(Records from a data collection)
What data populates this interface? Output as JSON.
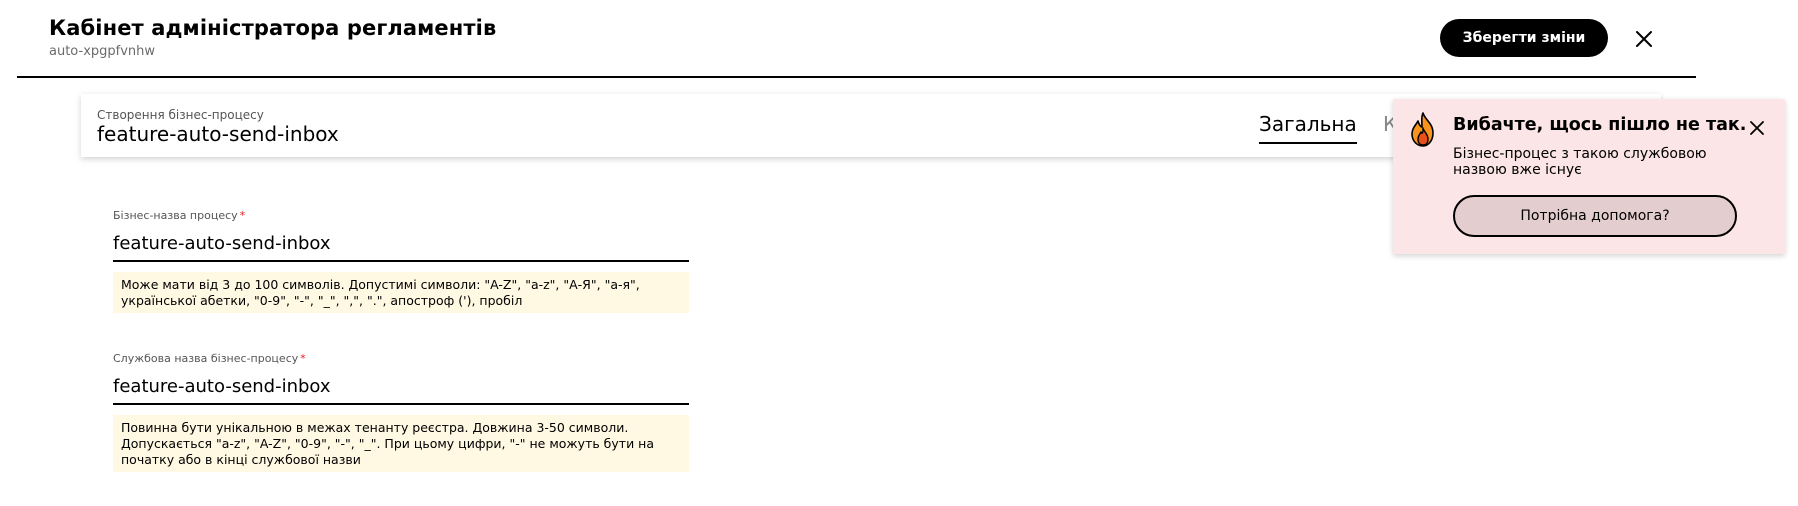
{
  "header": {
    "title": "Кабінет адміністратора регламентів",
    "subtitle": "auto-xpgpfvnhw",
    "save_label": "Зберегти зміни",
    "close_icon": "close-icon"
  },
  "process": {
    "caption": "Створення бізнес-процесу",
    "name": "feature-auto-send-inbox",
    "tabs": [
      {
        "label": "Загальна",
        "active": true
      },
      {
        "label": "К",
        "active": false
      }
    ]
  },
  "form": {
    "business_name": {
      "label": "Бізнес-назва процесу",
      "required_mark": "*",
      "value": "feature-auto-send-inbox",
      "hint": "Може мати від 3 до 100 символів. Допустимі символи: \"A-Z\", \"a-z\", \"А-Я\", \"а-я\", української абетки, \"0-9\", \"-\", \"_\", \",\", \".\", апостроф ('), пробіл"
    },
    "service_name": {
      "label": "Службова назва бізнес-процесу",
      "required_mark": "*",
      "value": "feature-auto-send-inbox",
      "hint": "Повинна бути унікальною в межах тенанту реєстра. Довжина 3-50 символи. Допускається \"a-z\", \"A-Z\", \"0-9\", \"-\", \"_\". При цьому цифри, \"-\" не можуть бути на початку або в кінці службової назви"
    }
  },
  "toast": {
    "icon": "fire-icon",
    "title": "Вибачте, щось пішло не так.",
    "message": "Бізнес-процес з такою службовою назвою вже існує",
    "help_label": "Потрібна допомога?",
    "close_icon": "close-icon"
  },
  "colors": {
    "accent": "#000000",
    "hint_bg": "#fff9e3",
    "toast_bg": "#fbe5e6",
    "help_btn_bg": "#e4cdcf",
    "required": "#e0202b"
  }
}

> [GIVEN REQUEST] Working from the material above, transcribe it exactly while omitting pictures.

> [RESPONSE FOR THIS EXERCISE]
What data populates this interface? Output as JSON.
{
  "header": {
    "title": "Кабінет адміністратора регламентів",
    "subtitle": "auto-xpgpfvnhw",
    "save_label": "Зберегти зміни",
    "close_icon": "close-icon"
  },
  "process": {
    "caption": "Створення бізнес-процесу",
    "name": "feature-auto-send-inbox",
    "tabs": [
      {
        "label": "Загальна",
        "active": true
      },
      {
        "label": "К",
        "active": false
      }
    ]
  },
  "form": {
    "business_name": {
      "label": "Бізнес-назва процесу",
      "required_mark": "*",
      "value": "feature-auto-send-inbox",
      "hint": "Може мати від 3 до 100 символів. Допустимі символи: \"A-Z\", \"a-z\", \"А-Я\", \"а-я\", української абетки, \"0-9\", \"-\", \"_\", \",\", \".\", апостроф ('), пробіл"
    },
    "service_name": {
      "label": "Службова назва бізнес-процесу",
      "required_mark": "*",
      "value": "feature-auto-send-inbox",
      "hint": "Повинна бути унікальною в межах тенанту реєстра. Довжина 3-50 символи. Допускається \"a-z\", \"A-Z\", \"0-9\", \"-\", \"_\". При цьому цифри, \"-\" не можуть бути на початку або в кінці службової назви"
    }
  },
  "toast": {
    "icon": "fire-icon",
    "title": "Вибачте, щось пішло не так.",
    "message": "Бізнес-процес з такою службовою назвою вже існує",
    "help_label": "Потрібна допомога?",
    "close_icon": "close-icon"
  },
  "colors": {
    "accent": "#000000",
    "hint_bg": "#fff9e3",
    "toast_bg": "#fbe5e6",
    "help_btn_bg": "#e4cdcf",
    "required": "#e0202b"
  }
}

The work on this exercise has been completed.